## Exercise details:
Copy each line of the data below with the word "nośności".

'''

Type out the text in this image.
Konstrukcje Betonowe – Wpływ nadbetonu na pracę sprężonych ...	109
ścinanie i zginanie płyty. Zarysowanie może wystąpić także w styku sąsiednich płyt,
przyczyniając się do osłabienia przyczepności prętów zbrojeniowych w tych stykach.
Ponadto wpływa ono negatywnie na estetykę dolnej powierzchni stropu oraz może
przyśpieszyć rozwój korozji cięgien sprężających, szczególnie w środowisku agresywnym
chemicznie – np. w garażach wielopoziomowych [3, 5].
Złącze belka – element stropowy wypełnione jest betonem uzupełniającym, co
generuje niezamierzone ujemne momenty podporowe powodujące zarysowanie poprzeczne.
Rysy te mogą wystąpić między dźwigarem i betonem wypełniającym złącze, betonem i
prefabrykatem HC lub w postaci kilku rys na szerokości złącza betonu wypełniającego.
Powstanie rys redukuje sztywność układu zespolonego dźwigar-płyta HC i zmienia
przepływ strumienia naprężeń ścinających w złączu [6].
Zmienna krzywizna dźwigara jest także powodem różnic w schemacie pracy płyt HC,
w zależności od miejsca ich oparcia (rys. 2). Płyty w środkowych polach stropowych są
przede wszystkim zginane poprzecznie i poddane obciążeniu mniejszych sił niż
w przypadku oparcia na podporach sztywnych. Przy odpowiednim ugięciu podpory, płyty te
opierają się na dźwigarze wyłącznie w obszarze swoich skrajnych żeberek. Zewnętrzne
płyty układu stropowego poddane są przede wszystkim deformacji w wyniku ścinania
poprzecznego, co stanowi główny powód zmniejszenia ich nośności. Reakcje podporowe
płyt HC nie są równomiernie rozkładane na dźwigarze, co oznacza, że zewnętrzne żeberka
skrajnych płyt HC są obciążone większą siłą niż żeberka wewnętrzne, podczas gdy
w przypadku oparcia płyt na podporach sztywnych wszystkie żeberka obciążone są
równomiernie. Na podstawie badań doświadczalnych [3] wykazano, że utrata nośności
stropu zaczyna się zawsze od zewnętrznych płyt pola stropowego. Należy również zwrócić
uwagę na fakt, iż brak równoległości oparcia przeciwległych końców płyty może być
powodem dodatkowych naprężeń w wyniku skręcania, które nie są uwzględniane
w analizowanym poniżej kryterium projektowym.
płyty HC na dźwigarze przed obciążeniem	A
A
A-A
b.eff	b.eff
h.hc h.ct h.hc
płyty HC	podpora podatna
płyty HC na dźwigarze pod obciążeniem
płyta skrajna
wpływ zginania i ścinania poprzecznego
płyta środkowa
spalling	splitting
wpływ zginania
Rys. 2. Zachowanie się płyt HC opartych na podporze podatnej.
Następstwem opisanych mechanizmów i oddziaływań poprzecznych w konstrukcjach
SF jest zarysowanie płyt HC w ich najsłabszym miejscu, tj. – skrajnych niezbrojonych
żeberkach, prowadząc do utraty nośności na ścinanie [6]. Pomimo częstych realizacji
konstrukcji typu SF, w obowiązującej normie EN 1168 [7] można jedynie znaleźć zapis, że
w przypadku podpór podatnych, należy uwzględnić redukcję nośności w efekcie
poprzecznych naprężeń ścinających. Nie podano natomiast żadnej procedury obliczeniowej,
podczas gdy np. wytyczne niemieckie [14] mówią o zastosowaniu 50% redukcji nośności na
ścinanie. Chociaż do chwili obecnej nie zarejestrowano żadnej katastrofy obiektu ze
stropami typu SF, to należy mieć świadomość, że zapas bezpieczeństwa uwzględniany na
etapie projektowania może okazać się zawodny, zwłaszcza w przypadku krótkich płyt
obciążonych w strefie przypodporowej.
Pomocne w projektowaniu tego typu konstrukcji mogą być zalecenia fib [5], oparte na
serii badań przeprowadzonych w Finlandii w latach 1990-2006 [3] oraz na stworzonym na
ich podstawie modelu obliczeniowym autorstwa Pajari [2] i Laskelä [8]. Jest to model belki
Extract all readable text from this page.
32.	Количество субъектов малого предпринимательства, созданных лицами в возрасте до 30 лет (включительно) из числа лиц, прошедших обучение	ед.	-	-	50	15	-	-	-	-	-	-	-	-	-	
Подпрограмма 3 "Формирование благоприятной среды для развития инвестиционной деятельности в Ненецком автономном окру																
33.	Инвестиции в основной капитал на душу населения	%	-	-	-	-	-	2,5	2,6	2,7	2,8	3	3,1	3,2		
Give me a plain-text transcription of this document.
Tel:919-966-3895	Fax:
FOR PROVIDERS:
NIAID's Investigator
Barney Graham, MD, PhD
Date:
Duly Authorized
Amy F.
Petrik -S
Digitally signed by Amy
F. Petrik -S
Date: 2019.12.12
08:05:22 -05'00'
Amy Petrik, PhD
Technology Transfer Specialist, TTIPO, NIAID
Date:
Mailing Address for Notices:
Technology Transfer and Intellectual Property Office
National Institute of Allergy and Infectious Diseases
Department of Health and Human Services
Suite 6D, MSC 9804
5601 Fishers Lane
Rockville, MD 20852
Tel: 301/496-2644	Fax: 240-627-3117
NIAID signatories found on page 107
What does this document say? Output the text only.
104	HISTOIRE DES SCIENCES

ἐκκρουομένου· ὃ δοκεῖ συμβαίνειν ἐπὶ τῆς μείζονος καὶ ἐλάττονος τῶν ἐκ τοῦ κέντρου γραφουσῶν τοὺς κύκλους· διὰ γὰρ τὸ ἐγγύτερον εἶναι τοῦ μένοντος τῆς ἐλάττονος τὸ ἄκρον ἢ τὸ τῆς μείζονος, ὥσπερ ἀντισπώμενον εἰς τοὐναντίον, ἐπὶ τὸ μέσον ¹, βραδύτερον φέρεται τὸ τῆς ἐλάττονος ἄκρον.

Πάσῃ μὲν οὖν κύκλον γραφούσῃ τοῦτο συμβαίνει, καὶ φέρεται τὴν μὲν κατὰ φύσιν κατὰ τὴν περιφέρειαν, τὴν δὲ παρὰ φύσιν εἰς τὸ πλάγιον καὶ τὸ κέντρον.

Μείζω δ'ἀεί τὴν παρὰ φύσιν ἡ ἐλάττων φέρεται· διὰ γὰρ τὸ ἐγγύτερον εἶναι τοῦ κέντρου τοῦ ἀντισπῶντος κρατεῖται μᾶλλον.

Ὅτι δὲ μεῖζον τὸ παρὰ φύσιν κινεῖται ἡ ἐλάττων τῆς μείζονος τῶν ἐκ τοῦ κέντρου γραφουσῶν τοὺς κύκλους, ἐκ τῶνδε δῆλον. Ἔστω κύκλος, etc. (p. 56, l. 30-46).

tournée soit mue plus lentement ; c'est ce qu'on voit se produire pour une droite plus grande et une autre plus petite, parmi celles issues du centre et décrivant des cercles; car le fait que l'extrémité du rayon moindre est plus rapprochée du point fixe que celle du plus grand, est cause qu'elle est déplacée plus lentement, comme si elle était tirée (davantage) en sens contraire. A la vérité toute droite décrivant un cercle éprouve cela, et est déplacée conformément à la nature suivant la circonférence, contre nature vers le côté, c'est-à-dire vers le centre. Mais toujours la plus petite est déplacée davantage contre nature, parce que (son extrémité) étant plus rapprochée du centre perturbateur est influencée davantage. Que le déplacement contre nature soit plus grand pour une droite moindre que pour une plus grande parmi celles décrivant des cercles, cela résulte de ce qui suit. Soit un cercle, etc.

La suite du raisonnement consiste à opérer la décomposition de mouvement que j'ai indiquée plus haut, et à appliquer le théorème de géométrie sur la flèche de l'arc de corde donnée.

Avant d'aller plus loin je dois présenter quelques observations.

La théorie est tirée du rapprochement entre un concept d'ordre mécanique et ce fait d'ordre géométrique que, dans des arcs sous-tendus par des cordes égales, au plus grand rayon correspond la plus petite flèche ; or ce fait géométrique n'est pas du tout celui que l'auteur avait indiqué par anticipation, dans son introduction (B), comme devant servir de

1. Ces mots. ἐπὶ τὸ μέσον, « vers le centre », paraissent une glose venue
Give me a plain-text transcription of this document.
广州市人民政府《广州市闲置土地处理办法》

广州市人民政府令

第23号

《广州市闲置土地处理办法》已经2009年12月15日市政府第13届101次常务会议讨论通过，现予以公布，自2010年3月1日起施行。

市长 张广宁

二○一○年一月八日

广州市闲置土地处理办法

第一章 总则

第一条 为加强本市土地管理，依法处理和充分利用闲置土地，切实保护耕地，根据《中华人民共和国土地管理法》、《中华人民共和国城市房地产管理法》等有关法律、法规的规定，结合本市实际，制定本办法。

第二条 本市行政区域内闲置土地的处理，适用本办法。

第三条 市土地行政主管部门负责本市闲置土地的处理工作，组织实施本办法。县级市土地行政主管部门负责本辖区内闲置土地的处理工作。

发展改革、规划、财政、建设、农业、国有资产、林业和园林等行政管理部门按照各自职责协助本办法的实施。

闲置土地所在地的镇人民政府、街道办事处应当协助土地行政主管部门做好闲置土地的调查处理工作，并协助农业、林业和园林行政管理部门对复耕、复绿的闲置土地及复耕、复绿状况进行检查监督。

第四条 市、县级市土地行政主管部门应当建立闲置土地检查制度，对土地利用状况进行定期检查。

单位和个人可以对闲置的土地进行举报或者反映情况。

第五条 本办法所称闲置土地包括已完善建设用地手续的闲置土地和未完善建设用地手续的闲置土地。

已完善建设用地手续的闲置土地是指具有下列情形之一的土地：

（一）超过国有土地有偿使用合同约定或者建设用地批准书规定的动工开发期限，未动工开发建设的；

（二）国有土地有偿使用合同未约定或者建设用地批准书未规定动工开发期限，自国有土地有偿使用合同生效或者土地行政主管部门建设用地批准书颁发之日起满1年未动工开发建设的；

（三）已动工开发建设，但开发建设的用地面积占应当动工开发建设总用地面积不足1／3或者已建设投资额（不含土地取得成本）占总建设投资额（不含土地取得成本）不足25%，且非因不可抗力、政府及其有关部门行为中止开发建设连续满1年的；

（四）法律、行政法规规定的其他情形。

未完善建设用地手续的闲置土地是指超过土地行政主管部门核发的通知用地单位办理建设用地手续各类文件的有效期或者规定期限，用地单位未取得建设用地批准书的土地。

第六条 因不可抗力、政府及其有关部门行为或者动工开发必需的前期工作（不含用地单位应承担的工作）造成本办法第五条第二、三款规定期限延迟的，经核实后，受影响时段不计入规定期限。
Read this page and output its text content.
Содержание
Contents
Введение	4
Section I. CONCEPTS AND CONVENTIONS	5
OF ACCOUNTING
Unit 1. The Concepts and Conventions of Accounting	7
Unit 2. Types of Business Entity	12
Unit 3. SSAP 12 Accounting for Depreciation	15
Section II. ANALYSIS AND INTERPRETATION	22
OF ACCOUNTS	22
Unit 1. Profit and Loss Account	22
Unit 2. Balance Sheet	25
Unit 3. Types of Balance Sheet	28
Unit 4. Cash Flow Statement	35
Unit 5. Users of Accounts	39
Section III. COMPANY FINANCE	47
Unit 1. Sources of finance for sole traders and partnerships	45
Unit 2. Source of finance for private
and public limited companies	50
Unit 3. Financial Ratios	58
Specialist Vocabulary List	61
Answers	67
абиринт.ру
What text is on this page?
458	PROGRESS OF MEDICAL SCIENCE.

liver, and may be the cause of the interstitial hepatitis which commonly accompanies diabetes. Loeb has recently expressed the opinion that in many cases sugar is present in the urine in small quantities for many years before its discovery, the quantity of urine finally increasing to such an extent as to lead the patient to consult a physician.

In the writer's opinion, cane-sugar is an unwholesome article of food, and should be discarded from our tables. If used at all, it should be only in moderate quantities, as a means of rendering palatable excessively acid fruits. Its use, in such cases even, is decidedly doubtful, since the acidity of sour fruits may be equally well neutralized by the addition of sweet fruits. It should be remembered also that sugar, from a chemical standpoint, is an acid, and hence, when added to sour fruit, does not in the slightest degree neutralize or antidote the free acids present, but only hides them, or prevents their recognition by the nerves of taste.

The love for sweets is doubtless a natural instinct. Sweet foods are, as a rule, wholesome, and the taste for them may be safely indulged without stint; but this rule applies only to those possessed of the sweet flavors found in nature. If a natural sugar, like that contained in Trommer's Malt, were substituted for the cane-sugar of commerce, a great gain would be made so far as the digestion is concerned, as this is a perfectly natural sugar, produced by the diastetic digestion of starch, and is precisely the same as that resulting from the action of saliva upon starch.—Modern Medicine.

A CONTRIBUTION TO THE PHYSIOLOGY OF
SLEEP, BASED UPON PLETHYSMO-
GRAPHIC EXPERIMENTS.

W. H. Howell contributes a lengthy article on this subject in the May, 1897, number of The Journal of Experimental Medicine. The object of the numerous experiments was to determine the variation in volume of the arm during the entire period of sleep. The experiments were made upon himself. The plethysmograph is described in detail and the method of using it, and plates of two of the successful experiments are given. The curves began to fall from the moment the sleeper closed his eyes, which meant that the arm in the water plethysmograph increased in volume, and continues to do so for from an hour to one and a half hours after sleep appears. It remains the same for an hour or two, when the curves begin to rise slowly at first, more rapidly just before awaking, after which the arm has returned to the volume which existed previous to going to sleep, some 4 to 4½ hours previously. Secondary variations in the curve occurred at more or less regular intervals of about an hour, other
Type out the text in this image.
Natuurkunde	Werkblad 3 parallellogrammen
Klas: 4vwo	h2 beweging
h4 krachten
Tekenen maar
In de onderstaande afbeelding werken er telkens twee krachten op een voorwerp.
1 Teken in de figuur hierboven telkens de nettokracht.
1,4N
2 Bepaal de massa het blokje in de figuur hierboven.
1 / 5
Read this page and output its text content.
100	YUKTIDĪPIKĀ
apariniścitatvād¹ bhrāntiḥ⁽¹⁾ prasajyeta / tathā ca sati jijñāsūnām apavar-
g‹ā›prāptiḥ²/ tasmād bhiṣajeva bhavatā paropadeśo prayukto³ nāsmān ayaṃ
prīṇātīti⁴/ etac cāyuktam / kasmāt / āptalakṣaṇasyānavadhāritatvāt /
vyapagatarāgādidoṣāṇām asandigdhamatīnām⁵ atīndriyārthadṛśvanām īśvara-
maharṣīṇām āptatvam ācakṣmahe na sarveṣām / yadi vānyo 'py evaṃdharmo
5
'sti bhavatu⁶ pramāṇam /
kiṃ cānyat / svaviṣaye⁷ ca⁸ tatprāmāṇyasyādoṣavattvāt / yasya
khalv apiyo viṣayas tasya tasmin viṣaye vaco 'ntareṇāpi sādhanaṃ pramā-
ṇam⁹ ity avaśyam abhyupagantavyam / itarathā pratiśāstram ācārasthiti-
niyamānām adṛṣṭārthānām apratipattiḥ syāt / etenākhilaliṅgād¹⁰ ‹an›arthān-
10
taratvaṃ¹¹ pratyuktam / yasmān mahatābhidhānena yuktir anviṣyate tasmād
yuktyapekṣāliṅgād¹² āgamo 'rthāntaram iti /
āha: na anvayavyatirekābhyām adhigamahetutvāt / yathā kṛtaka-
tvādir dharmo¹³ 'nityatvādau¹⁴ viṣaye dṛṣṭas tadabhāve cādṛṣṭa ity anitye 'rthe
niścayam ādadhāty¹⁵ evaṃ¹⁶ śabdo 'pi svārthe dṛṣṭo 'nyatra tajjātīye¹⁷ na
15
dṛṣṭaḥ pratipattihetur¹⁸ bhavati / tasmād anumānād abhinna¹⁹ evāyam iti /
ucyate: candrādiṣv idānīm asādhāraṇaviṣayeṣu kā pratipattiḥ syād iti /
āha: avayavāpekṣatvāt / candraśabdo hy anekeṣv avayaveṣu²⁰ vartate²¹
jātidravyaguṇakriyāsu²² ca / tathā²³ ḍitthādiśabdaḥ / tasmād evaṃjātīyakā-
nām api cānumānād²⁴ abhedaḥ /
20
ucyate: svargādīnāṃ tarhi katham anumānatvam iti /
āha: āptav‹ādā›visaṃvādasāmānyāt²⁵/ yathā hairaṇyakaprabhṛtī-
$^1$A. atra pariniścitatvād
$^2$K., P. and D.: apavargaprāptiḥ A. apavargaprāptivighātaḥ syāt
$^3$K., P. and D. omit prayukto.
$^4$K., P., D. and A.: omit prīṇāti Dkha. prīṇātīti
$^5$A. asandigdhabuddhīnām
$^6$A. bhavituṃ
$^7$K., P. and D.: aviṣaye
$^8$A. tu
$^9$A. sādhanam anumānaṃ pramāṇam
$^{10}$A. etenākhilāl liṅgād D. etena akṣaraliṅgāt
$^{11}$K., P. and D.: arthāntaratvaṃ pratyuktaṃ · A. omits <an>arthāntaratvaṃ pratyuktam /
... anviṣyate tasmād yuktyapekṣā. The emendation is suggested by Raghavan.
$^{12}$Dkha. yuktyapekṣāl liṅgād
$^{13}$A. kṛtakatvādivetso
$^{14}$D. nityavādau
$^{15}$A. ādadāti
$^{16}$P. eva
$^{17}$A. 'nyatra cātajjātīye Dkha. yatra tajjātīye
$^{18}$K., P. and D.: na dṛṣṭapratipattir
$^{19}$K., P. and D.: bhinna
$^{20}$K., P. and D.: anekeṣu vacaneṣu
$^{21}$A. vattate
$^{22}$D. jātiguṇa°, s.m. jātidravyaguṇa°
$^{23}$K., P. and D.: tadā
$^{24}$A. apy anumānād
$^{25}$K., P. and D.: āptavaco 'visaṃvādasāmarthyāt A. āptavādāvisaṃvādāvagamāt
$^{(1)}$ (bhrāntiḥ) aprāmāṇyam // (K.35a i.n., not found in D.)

'''

## Solution below:
poprzecznego, co stanowi główny powód zmniejszenia ich nośności. Reakcje podporowe
równomiernie. Na podstawie badań doświadczalnych [3] wykazano, że utrata nośności
żeberkach, prowadząc do utraty nośności na ścinanie [6]. Pomimo częstych realizacji
w przypadku podpór podatnych, należy uwzględnić redukcję nośności w efekcie
podczas gdy np. wytyczne niemieckie [14] mówią o zastosowaniu 50% redukcji nośności na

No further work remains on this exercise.